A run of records
┄┄┄┄┄┄┄┄┄┄┄┄┄┄┄┄┄┄┄┄
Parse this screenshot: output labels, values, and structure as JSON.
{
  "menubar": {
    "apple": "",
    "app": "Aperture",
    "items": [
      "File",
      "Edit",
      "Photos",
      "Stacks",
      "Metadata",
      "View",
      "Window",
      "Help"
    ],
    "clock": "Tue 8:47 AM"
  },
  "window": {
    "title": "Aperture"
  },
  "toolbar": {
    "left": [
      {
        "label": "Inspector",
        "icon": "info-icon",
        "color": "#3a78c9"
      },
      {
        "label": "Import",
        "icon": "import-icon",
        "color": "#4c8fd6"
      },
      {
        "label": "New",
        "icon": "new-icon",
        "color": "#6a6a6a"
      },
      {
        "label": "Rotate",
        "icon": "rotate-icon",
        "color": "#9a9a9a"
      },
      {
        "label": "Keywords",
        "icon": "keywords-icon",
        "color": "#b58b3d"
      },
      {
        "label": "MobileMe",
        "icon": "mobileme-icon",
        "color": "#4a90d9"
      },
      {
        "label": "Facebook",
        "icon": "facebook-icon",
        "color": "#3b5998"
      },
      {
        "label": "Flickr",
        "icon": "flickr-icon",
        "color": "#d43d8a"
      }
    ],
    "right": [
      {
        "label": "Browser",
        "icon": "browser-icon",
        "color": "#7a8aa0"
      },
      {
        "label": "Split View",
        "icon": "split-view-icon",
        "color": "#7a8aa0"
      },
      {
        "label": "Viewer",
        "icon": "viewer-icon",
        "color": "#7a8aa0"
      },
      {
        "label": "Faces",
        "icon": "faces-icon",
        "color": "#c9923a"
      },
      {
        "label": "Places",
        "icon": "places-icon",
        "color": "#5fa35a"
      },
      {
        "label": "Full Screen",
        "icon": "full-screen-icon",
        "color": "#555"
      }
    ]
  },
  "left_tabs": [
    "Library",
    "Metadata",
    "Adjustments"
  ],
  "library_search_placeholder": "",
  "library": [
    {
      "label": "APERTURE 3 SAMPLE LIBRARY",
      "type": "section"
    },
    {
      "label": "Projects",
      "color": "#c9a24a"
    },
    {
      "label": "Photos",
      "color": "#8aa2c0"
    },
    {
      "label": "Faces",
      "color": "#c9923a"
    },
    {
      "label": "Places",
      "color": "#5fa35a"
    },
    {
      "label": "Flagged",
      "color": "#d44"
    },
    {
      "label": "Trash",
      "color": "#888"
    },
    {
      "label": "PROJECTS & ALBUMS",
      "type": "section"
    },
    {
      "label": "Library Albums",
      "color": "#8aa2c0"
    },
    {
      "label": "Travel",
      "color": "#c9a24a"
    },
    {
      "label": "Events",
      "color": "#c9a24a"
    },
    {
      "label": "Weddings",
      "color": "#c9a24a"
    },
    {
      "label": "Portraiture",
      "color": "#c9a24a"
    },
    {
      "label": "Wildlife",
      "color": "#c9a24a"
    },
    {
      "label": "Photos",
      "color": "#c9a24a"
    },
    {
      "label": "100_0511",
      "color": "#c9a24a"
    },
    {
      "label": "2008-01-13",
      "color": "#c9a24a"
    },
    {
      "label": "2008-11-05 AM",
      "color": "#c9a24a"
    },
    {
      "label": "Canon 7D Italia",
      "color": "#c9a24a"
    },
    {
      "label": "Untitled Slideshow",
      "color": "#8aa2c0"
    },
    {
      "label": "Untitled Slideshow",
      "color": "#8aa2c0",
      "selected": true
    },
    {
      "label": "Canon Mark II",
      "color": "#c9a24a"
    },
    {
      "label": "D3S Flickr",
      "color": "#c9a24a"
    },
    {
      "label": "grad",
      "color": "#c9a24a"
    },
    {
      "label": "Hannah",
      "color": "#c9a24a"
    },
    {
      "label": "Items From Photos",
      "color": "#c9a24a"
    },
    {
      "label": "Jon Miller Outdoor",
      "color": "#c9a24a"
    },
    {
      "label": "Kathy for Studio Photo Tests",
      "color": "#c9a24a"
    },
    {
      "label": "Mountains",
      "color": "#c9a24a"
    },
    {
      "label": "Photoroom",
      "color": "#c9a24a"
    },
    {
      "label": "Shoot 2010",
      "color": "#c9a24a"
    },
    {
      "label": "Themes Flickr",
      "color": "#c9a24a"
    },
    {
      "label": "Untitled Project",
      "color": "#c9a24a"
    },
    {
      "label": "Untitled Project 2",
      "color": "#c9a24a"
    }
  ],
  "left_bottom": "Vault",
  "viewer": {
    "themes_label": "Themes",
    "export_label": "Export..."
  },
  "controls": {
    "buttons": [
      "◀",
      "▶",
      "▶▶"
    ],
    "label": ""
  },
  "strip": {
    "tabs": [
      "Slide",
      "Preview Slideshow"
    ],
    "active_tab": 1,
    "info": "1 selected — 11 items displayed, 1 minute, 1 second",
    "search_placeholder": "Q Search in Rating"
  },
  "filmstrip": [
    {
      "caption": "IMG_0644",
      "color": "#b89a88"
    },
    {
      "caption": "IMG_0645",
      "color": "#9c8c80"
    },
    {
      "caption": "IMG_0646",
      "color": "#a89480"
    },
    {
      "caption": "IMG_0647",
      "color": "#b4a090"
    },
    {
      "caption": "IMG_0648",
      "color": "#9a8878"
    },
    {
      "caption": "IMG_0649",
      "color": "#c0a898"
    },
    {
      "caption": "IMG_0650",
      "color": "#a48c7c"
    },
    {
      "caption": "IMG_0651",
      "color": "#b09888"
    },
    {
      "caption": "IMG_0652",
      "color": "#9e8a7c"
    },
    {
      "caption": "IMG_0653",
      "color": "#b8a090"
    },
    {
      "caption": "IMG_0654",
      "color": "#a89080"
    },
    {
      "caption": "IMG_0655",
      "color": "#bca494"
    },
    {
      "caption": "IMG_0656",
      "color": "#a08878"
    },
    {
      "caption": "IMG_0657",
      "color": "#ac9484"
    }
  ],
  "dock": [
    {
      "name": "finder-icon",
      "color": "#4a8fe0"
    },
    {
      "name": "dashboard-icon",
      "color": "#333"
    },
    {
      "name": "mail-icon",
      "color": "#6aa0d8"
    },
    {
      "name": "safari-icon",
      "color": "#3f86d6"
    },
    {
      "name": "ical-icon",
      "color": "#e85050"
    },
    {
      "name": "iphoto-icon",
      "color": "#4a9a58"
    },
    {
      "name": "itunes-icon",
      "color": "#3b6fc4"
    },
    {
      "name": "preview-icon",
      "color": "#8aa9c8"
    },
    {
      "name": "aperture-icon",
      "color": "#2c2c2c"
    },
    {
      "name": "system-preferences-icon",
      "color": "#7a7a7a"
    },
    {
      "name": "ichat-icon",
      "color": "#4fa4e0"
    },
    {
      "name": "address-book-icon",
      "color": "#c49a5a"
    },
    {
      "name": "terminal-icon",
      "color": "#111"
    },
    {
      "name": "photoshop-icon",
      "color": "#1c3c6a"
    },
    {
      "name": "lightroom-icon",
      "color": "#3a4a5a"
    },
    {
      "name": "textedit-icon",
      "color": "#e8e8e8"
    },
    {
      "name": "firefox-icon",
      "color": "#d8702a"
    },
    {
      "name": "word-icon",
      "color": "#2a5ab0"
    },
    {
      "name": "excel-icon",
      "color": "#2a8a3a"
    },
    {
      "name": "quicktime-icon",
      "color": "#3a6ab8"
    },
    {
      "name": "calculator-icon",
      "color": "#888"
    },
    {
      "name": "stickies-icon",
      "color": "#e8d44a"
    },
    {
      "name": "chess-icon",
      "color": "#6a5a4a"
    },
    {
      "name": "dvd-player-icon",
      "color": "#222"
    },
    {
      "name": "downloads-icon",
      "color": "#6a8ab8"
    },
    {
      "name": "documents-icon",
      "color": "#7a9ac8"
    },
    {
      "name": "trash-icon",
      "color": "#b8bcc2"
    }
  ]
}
┄┄┄┄┄┄┄┄┄┄┄┄┄┄┄┄┄┄┄┄
SET TASK: Using the data above, output each line exactly.

OUTPUT FOR THIS TASK:
Parse this screenshot: output labels, values, and structure as JSON.
{
  "menubar": {
    "apple": "",
    "app": "Aperture",
    "items": [
      "File",
      "Edit",
      "Photos",
      "Stacks",
      "Metadata",
      "View",
      "Window",
      "Help"
    ],
    "clock": "Tue 8:47 AM"
  },
  "window": {
    "title": "Aperture"
  },
  "toolbar": {
    "left": [
      {
        "label": "Inspector",
        "icon": "info-icon",
        "color": "#3a78c9"
      },
      {
        "label": "Import",
        "icon": "import-icon",
        "color": "#4c8fd6"
      },
      {
        "label": "New",
        "icon": "new-icon",
        "color": "#6a6a6a"
      },
      {
        "label": "Rotate",
        "icon": "rotate-icon",
        "color": "#9a9a9a"
      },
      {
        "label": "Keywords",
        "icon": "keywords-icon",
        "color": "#b58b3d"
      },
      {
        "label": "MobileMe",
        "icon": "mobileme-icon",
        "color": "#4a90d9"
      },
      {
        "label": "Facebook",
        "icon": "facebook-icon",
        "color": "#3b5998"
      },
      {
        "label": "Flickr",
        "icon": "flickr-icon",
        "color": "#d43d8a"
      }
    ],
    "right": [
      {
        "label": "Browser",
        "icon": "browser-icon",
        "color": "#7a8aa0"
      },
      {
        "label": "Split View",
        "icon": "split-view-icon",
        "color": "#7a8aa0"
      },
      {
        "label": "Viewer",
        "icon": "viewer-icon",
        "color": "#7a8aa0"
      },
      {
        "label": "Faces",
        "icon": "faces-icon",
        "color": "#c9923a"
      },
      {
        "label": "Places",
        "icon": "places-icon",
        "color": "#5fa35a"
      },
      {
        "label": "Full Screen",
        "icon": "full-screen-icon",
        "color": "#555"
      }
    ]
  },
  "left_tabs": [
    "Library",
    "Metadata",
    "Adjustments"
  ],
  "library_search_placeholder": "",
  "library": [
    {
      "label": "APERTURE 3 SAMPLE LIBRARY",
      "type": "section"
    },
    {
      "label": "Projects",
      "color": "#c9a24a"
    },
    {
      "label": "Photos",
      "color": "#8aa2c0"
    },
    {
      "label": "Faces",
      "color": "#c9923a"
    },
    {
      "label": "Places",
      "color": "#5fa35a"
    },
    {
      "label": "Flagged",
      "color": "#d44"
    },
    {
      "label": "Trash",
      "color": "#888"
    },
    {
      "label": "PROJECTS & ALBUMS",
      "type": "section"
    },
    {
      "label": "Library Albums",
      "color": "#8aa2c0"
    },
    {
      "label": "Travel",
      "color": "#c9a24a"
    },
    {
      "label": "Events",
      "color": "#c9a24a"
    },
    {
      "label": "Weddings",
      "color": "#c9a24a"
    },
    {
      "label": "Portraiture",
      "color": "#c9a24a"
    },
    {
      "label": "Wildlife",
      "color": "#c9a24a"
    },
    {
      "label": "Photos",
      "color": "#c9a24a"
    },
    {
      "label": "100_0511",
      "color": "#c9a24a"
    },
    {
      "label": "2008-01-13",
      "color": "#c9a24a"
    },
    {
      "label": "2008-11-05 AM",
      "color": "#c9a24a"
    },
    {
      "label": "Canon 7D Italia",
      "color": "#c9a24a"
    },
    {
      "label": "Untitled Slideshow",
      "color": "#8aa2c0"
    },
    {
      "label": "Untitled Slideshow",
      "color": "#8aa2c0",
      "selected": true
    },
    {
      "label": "Canon Mark II",
      "color": "#c9a24a"
    },
    {
      "label": "D3S Flickr",
      "color": "#c9a24a"
    },
    {
      "label": "grad",
      "color": "#c9a24a"
    },
    {
      "label": "Hannah",
      "color": "#c9a24a"
    },
    {
      "label": "Items From Photos",
      "color": "#c9a24a"
    },
    {
      "label": "Jon Miller Outdoor",
      "color": "#c9a24a"
    },
    {
      "label": "Kathy for Studio Photo Tests",
      "color": "#c9a24a"
    },
    {
      "label": "Mountains",
      "color": "#c9a24a"
    },
    {
      "label": "Photoroom",
      "color": "#c9a24a"
    },
    {
      "label": "Shoot 2010",
      "color": "#c9a24a"
    },
    {
      "label": "Themes Flickr",
      "color": "#c9a24a"
    },
    {
      "label": "Untitled Project",
      "color": "#c9a24a"
    },
    {
      "label": "Untitled Project 2",
      "color": "#c9a24a"
    }
  ],
  "left_bottom": "Vault",
  "viewer": {
    "themes_label": "Themes",
    "export_label": "Export..."
  },
  "controls": {
    "buttons": [
      "◀",
      "▶",
      "▶▶"
    ],
    "label": ""
  },
  "strip": {
    "tabs": [
      "Slide",
      "Preview Slideshow"
    ],
    "active_tab": 1,
    "info": "1 selected — 11 items displayed, 1 minute, 1 second",
    "search_placeholder": "Q Search in Rating"
  },
  "filmstrip": [
    {
      "caption": "IMG_0644",
      "color": "#b89a88"
    },
    {
      "caption": "IMG_0645",
      "color": "#9c8c80"
    },
    {
      "caption": "IMG_0646",
      "color": "#a89480"
    },
    {
      "caption": "IMG_0647",
      "color": "#b4a090"
    },
    {
      "caption": "IMG_0648",
      "color": "#9a8878"
    },
    {
      "caption": "IMG_0649",
      "color": "#c0a898"
    },
    {
      "caption": "IMG_0650",
      "color": "#a48c7c"
    },
    {
      "caption": "IMG_0651",
      "color": "#b09888"
    },
    {
      "caption": "IMG_0652",
      "color": "#9e8a7c"
    },
    {
      "caption": "IMG_0653",
      "color": "#b8a090"
    },
    {
      "caption": "IMG_0654",
      "color": "#a89080"
    },
    {
      "caption": "IMG_0655",
      "color": "#bca494"
    },
    {
      "caption": "IMG_0656",
      "color": "#a08878"
    },
    {
      "caption": "IMG_0657",
      "color": "#ac9484"
    }
  ],
  "dock": [
    {
      "name": "finder-icon",
      "color": "#4a8fe0"
    },
    {
      "name": "dashboard-icon",
      "color": "#333"
    },
    {
      "name": "mail-icon",
      "color": "#6aa0d8"
    },
    {
      "name": "safari-icon",
      "color": "#3f86d6"
    },
    {
      "name": "ical-icon",
      "color": "#e85050"
    },
    {
      "name": "iphoto-icon",
      "color": "#4a9a58"
    },
    {
      "name": "itunes-icon",
      "color": "#3b6fc4"
    },
    {
      "name": "preview-icon",
      "color": "#8aa9c8"
    },
    {
      "name": "aperture-icon",
      "color": "#2c2c2c"
    },
    {
      "name": "system-preferences-icon",
      "color": "#7a7a7a"
    },
    {
      "name": "ichat-icon",
      "color": "#4fa4e0"
    },
    {
      "name": "address-book-icon",
      "color": "#c49a5a"
    },
    {
      "name": "terminal-icon",
      "color": "#111"
    },
    {
      "name": "photoshop-icon",
      "color": "#1c3c6a"
    },
    {
      "name": "lightroom-icon",
      "color": "#3a4a5a"
    },
    {
      "name": "textedit-icon",
      "color": "#e8e8e8"
    },
    {
      "name": "firefox-icon",
      "color": "#d8702a"
    },
    {
      "name": "word-icon",
      "color": "#2a5ab0"
    },
    {
      "name": "excel-icon",
      "color": "#2a8a3a"
    },
    {
      "name": "quicktime-icon",
      "color": "#3a6ab8"
    },
    {
      "name": "calculator-icon",
      "color": "#888"
    },
    {
      "name": "stickies-icon",
      "color": "#e8d44a"
    },
    {
      "name": "chess-icon",
      "color": "#6a5a4a"
    },
    {
      "name": "dvd-player-icon",
      "color": "#222"
    },
    {
      "name": "downloads-icon",
      "color": "#6a8ab8"
    },
    {
      "name": "documents-icon",
      "color": "#7a9ac8"
    },
    {
      "name": "trash-icon",
      "color": "#b8bcc2"
    }
  ]
}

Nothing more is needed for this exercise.